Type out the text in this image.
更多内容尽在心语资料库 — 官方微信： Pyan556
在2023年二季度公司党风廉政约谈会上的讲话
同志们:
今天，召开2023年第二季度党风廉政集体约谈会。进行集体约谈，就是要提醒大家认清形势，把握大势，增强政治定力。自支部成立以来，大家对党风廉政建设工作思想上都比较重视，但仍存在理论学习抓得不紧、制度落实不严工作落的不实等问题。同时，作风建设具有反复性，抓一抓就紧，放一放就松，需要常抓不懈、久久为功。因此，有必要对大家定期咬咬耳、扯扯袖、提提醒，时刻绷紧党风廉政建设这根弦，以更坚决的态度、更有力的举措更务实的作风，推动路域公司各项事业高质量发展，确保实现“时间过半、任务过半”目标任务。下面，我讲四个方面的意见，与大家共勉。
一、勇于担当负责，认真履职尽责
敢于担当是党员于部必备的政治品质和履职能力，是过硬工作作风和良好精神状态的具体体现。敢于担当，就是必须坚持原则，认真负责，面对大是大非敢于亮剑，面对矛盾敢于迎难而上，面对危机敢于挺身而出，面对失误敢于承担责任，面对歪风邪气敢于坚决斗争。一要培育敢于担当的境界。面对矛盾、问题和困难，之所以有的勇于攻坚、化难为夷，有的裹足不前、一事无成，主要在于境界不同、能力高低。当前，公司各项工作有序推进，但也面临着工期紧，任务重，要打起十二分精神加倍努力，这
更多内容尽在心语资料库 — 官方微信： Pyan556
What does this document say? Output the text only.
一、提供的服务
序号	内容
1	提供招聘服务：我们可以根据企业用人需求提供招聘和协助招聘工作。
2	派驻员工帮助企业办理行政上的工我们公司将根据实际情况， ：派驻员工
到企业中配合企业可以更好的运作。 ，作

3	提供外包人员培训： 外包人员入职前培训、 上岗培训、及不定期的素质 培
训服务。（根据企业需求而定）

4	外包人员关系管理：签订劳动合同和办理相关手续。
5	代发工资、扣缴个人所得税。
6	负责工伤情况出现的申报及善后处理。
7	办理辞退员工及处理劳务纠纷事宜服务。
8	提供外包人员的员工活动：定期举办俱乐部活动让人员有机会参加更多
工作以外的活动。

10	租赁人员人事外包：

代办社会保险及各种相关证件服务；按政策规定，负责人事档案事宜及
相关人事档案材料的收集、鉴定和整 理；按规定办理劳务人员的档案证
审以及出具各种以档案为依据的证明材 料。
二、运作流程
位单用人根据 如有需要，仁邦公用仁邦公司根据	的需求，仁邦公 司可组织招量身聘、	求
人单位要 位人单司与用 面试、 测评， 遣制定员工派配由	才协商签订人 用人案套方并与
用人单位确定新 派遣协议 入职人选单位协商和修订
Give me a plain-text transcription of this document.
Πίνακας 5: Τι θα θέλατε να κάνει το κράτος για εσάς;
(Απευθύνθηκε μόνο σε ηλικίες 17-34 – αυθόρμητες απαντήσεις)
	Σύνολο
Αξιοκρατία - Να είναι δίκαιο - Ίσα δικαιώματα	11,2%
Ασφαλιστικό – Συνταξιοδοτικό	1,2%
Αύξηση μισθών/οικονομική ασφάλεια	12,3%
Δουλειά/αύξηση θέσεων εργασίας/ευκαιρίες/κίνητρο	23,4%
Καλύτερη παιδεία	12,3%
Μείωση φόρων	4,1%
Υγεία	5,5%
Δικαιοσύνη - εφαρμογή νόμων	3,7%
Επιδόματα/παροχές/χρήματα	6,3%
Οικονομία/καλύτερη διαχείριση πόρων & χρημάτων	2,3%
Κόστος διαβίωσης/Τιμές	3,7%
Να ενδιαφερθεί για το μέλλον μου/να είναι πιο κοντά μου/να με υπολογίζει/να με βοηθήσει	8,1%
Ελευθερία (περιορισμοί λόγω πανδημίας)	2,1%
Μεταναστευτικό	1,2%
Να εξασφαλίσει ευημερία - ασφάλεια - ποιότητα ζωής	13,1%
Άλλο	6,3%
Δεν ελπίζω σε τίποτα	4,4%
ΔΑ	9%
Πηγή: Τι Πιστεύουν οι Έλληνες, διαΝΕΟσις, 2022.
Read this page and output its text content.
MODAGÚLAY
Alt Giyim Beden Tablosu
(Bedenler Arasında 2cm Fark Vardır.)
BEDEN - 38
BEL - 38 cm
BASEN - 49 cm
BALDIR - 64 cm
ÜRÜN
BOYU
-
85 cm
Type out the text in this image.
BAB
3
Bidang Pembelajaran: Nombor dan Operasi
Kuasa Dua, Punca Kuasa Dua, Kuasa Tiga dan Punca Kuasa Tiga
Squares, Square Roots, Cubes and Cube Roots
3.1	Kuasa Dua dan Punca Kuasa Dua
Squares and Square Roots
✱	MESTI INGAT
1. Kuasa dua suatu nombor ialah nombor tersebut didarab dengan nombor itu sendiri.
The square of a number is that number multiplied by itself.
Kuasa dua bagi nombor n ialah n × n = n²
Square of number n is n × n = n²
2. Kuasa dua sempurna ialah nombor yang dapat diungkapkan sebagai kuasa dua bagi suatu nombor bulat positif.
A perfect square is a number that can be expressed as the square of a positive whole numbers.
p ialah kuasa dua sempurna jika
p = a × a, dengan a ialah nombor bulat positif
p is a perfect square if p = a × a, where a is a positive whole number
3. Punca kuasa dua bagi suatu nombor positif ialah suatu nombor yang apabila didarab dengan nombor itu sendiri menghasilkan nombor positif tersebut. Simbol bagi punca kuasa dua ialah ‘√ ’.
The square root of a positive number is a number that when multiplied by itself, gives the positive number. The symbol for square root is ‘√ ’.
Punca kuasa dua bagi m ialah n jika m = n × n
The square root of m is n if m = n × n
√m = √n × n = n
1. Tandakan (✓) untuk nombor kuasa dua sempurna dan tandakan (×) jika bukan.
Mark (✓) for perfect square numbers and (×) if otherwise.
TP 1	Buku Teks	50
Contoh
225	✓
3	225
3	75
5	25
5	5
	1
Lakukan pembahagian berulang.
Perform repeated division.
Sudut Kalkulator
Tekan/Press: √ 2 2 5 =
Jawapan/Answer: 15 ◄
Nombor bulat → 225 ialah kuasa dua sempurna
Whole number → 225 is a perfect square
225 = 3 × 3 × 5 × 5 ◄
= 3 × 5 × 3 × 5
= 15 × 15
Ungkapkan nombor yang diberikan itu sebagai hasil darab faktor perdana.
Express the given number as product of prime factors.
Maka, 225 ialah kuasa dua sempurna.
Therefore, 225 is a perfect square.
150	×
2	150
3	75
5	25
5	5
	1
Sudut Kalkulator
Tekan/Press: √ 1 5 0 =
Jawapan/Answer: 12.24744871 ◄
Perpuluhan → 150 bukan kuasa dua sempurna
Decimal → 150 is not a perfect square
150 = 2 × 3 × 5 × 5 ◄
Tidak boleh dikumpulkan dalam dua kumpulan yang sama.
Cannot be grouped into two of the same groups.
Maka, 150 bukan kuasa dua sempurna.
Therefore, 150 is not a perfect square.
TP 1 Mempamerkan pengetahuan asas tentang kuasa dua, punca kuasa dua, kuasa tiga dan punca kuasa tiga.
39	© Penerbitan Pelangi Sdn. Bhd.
====
Short problem -
Write the listing out again, exactly as shown above.

Output below -
Type out the text in this image.
更多内容尽在心语资料库 — 官方微信： Pyan556
在2023年二季度公司党风廉政约谈会上的讲话
同志们:
今天，召开2023年第二季度党风廉政集体约谈会。进行集体约谈，就是要提醒大家认清形势，把握大势，增强政治定力。自支部成立以来，大家对党风廉政建设工作思想上都比较重视，但仍存在理论学习抓得不紧、制度落实不严工作落的不实等问题。同时，作风建设具有反复性，抓一抓就紧，放一放就松，需要常抓不懈、久久为功。因此，有必要对大家定期咬咬耳、扯扯袖、提提醒，时刻绷紧党风廉政建设这根弦，以更坚决的态度、更有力的举措更务实的作风，推动路域公司各项事业高质量发展，确保实现“时间过半、任务过半”目标任务。下面，我讲四个方面的意见，与大家共勉。
一、勇于担当负责，认真履职尽责
敢于担当是党员于部必备的政治品质和履职能力，是过硬工作作风和良好精神状态的具体体现。敢于担当，就是必须坚持原则，认真负责，面对大是大非敢于亮剑，面对矛盾敢于迎难而上，面对危机敢于挺身而出，面对失误敢于承担责任，面对歪风邪气敢于坚决斗争。一要培育敢于担当的境界。面对矛盾、问题和困难，之所以有的勇于攻坚、化难为夷，有的裹足不前、一事无成，主要在于境界不同、能力高低。当前，公司各项工作有序推进，但也面临着工期紧，任务重，要打起十二分精神加倍努力，这
更多内容尽在心语资料库 — 官方微信： Pyan556
What does this document say? Output the text only.
一、提供的服务
序号	内容
1	提供招聘服务：我们可以根据企业用人需求提供招聘和协助招聘工作。
2	派驻员工帮助企业办理行政上的工我们公司将根据实际情况， ：派驻员工
到企业中配合企业可以更好的运作。 ，作

3	提供外包人员培训： 外包人员入职前培训、 上岗培训、及不定期的素质 培
训服务。（根据企业需求而定）

4	外包人员关系管理：签订劳动合同和办理相关手续。
5	代发工资、扣缴个人所得税。
6	负责工伤情况出现的申报及善后处理。
7	办理辞退员工及处理劳务纠纷事宜服务。
8	提供外包人员的员工活动：定期举办俱乐部活动让人员有机会参加更多
工作以外的活动。

10	租赁人员人事外包：

代办社会保险及各种相关证件服务；按政策规定，负责人事档案事宜及
相关人事档案材料的收集、鉴定和整 理；按规定办理劳务人员的档案证
审以及出具各种以档案为依据的证明材 料。
二、运作流程
位单用人根据 如有需要，仁邦公用仁邦公司根据	的需求，仁邦公 司可组织招量身聘、	求
人单位要 位人单司与用 面试、 测评， 遣制定员工派配由	才协商签订人 用人案套方并与
用人单位确定新 派遣协议 入职人选单位协商和修订
Give me a plain-text transcription of this document.
Πίνακας 5: Τι θα θέλατε να κάνει το κράτος για εσάς;
(Απευθύνθηκε μόνο σε ηλικίες 17-34 – αυθόρμητες απαντήσεις)
	Σύνολο
Αξιοκρατία - Να είναι δίκαιο - Ίσα δικαιώματα	11,2%
Ασφαλιστικό – Συνταξιοδοτικό	1,2%
Αύξηση μισθών/οικονομική ασφάλεια	12,3%
Δουλειά/αύξηση θέσεων εργασίας/ευκαιρίες/κίνητρο	23,4%
Καλύτερη παιδεία	12,3%
Μείωση φόρων	4,1%
Υγεία	5,5%
Δικαιοσύνη - εφαρμογή νόμων	3,7%
Επιδόματα/παροχές/χρήματα	6,3%
Οικονομία/καλύτερη διαχείριση πόρων & χρημάτων	2,3%
Κόστος διαβίωσης/Τιμές	3,7%
Να ενδιαφερθεί για το μέλλον μου/να είναι πιο κοντά μου/να με υπολογίζει/να με βοηθήσει	8,1%
Ελευθερία (περιορισμοί λόγω πανδημίας)	2,1%
Μεταναστευτικό	1,2%
Να εξασφαλίσει ευημερία - ασφάλεια - ποιότητα ζωής	13,1%
Άλλο	6,3%
Δεν ελπίζω σε τίποτα	4,4%
ΔΑ	9%
Πηγή: Τι Πιστεύουν οι Έλληνες, διαΝΕΟσις, 2022.
Read this page and output its text content.
MODAGÚLAY
Alt Giyim Beden Tablosu
(Bedenler Arasında 2cm Fark Vardır.)
BEDEN - 38
BEL - 38 cm
BASEN - 49 cm
BALDIR - 64 cm
ÜRÜN
BOYU
-
85 cm
Type out the text in this image.
BAB
3
Bidang Pembelajaran: Nombor dan Operasi
Kuasa Dua, Punca Kuasa Dua, Kuasa Tiga dan Punca Kuasa Tiga
Squares, Square Roots, Cubes and Cube Roots
3.1	Kuasa Dua dan Punca Kuasa Dua
Squares and Square Roots
✱	MESTI INGAT
1. Kuasa dua suatu nombor ialah nombor tersebut didarab dengan nombor itu sendiri.
The square of a number is that number multiplied by itself.
Kuasa dua bagi nombor n ialah n × n = n²
Square of number n is n × n = n²
2. Kuasa dua sempurna ialah nombor yang dapat diungkapkan sebagai kuasa dua bagi suatu nombor bulat positif.
A perfect square is a number that can be expressed as the square of a positive whole numbers.
p ialah kuasa dua sempurna jika
p = a × a, dengan a ialah nombor bulat positif
p is a perfect square if p = a × a, where a is a positive whole number
3. Punca kuasa dua bagi suatu nombor positif ialah suatu nombor yang apabila didarab dengan nombor itu sendiri menghasilkan nombor positif tersebut. Simbol bagi punca kuasa dua ialah ‘√ ’.
The square root of a positive number is a number that when multiplied by itself, gives the positive number. The symbol for square root is ‘√ ’.
Punca kuasa dua bagi m ialah n jika m = n × n
The square root of m is n if m = n × n
√m = √n × n = n
1. Tandakan (✓) untuk nombor kuasa dua sempurna dan tandakan (×) jika bukan.
Mark (✓) for perfect square numbers and (×) if otherwise.
TP 1	Buku Teks	50
Contoh
225	✓
3	225
3	75
5	25
5	5
	1
Lakukan pembahagian berulang.
Perform repeated division.
Sudut Kalkulator
Tekan/Press: √ 2 2 5 =
Jawapan/Answer: 15 ◄
Nombor bulat → 225 ialah kuasa dua sempurna
Whole number → 225 is a perfect square
225 = 3 × 3 × 5 × 5 ◄
= 3 × 5 × 3 × 5
= 15 × 15
Ungkapkan nombor yang diberikan itu sebagai hasil darab faktor perdana.
Express the given number as product of prime factors.
Maka, 225 ialah kuasa dua sempurna.
Therefore, 225 is a perfect square.
150	×
2	150
3	75
5	25
5	5
	1
Sudut Kalkulator
Tekan/Press: √ 1 5 0 =
Jawapan/Answer: 12.24744871 ◄
Perpuluhan → 150 bukan kuasa dua sempurna
Decimal → 150 is not a perfect square
150 = 2 × 3 × 5 × 5 ◄
Tidak boleh dikumpulkan dalam dua kumpulan yang sama.
Cannot be grouped into two of the same groups.
Maka, 150 bukan kuasa dua sempurna.
Therefore, 150 is not a perfect square.
TP 1 Mempamerkan pengetahuan asas tentang kuasa dua, punca kuasa dua, kuasa tiga dan punca kuasa tiga.
39	© Penerbitan Pelangi Sdn. Bhd.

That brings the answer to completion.